* Begin *
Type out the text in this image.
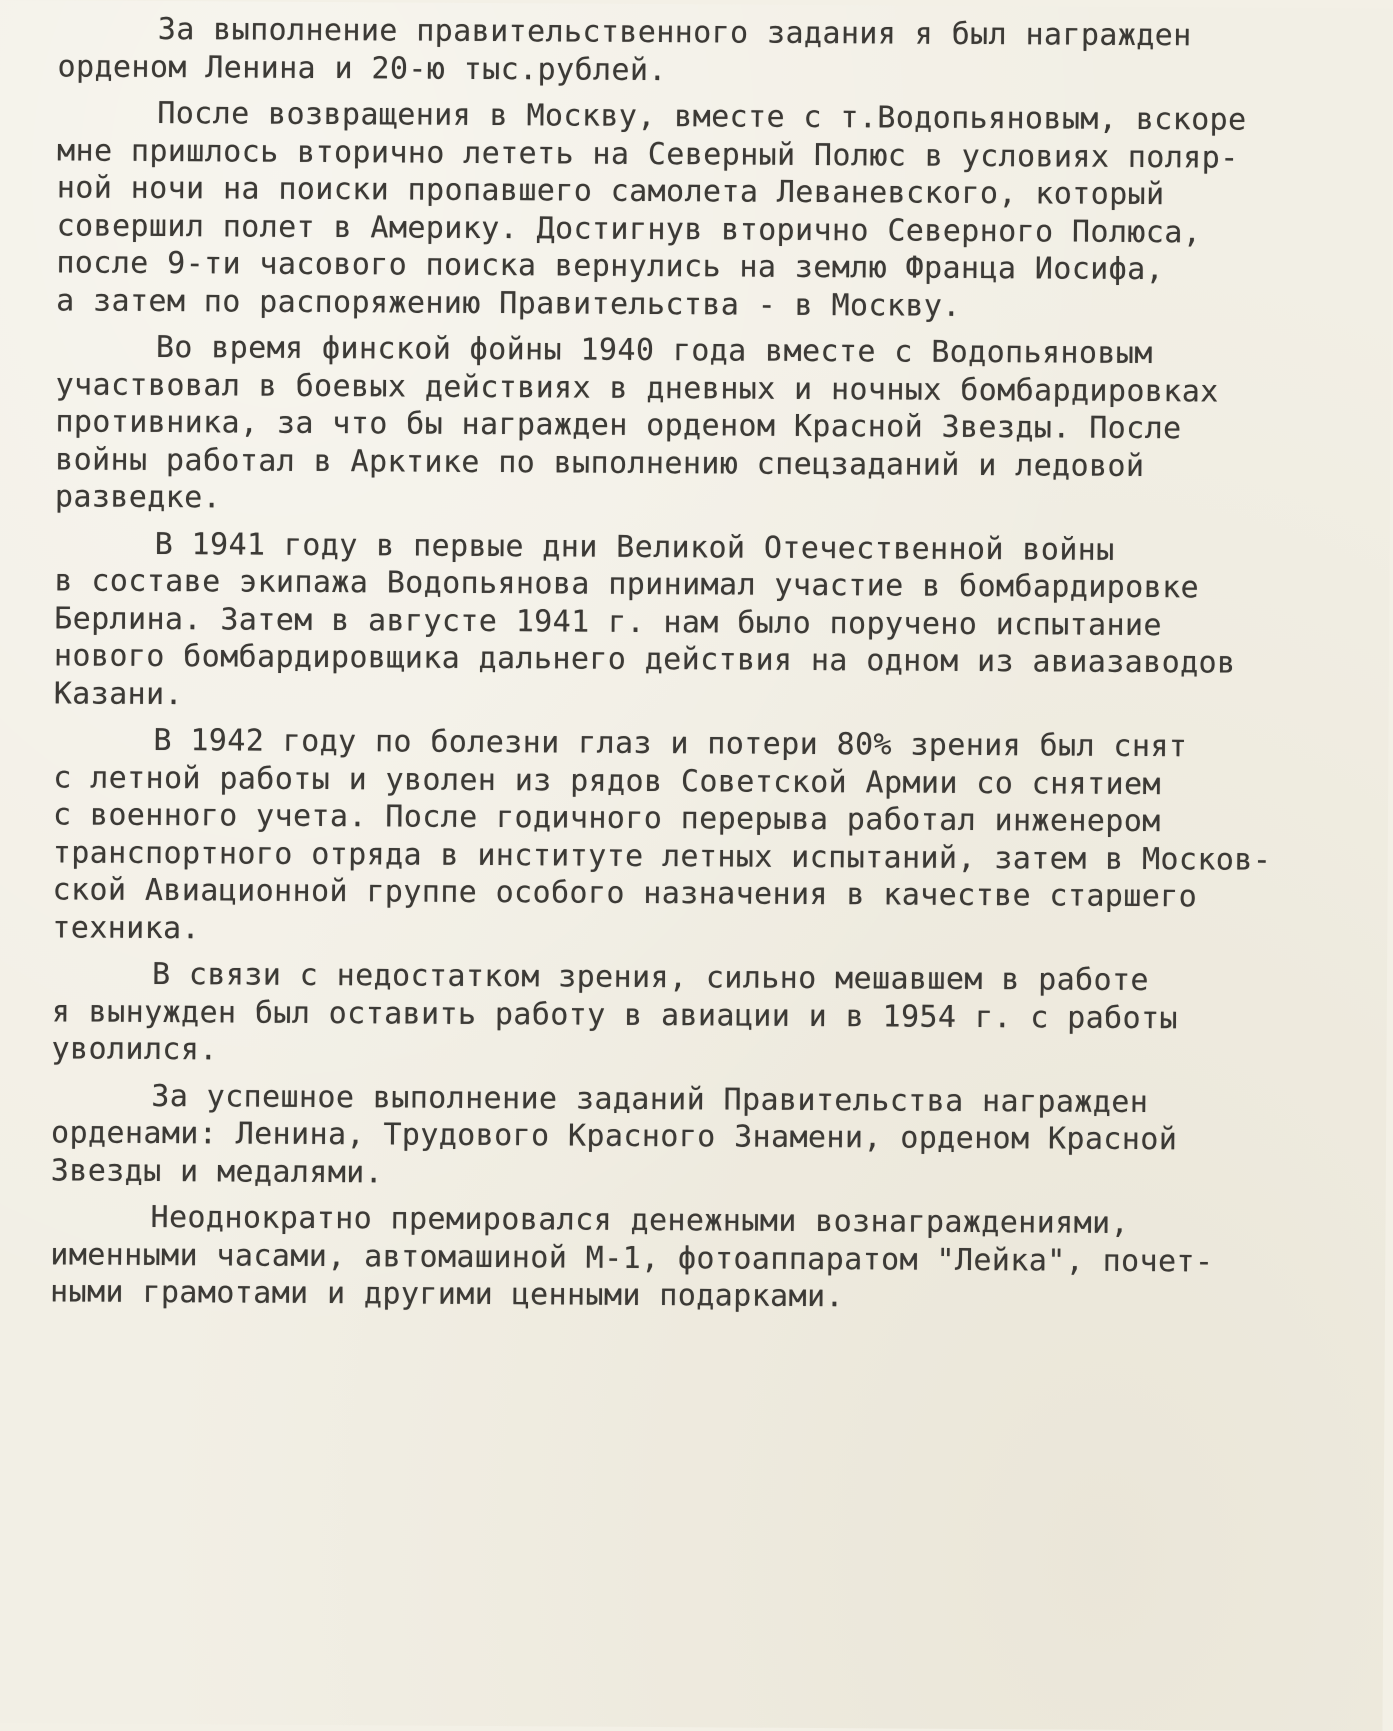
За выполнение правительственного задания я был награжден
орденом Ленина и 20-ю тыс.рублей.
После возвращения в Москву, вместе с т.Водопьяновым, вскоре
мне пришлось вторично лететь на Северный Полюс в условиях поляр-
ной ночи на поиски пропавшего самолета Леваневского, который
совершил полет в Америку. Достигнув вторично Северного Полюса,
после 9-ти часового поиска вернулись на землю Франца Иосифа,
а затем по распоряжению Правительства - в Москву.
Во время финской фойны 1940 года вместе с Водопьяновым
участвовал в боевых действиях в дневных и ночных бомбардировках
противника, за что бы награжден орденом Красной Звезды. После
войны работал в Арктике по выполнению спецзаданий и ледовой
разведке.
В 1941 году в первые дни Великой Отечественной войны
в составе экипажа Водопьянова принимал участие в бомбардировке
Берлина. Затем в августе 1941 г. нам было поручено испытание
нового бомбардировщика дальнего действия на одном из авиазаводов
Казани.
В 1942 году по болезни глаз и потери 80% зрения был снят
с летной работы и уволен из рядов Советской Армии со снятием
с военного учета. После годичного перерыва работал инженером
транспортного отряда в институте летных испытаний, затем в Москов-
ской Авиационной группе особого назначения в качестве старшего
техника.
В связи с недостатком зрения, сильно мешавшем в работе
я вынужден был оставить работу в авиации и в 1954 г. с работы
уволился.
За успешное выполнение заданий Правительства награжден
орденами: Ленина, Трудового Красного Знамени, орденом Красной
Звезды и медалями.
Неоднократно премировался денежными вознаграждениями,
именными часами, автомашиной М-1, фотоаппаратом "Лейка", почет-
ными грамотами и другими ценными подарками.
* End *
## Problem description
Search the entries for the word "орденом" and gather every line where it appears.

## Task output
орденом Ленина и 20-ю тыс.рублей.
противника, за что бы награжден орденом Красной Звезды. После
орденами: Ленина, Трудового Красного Знамени, орденом Красной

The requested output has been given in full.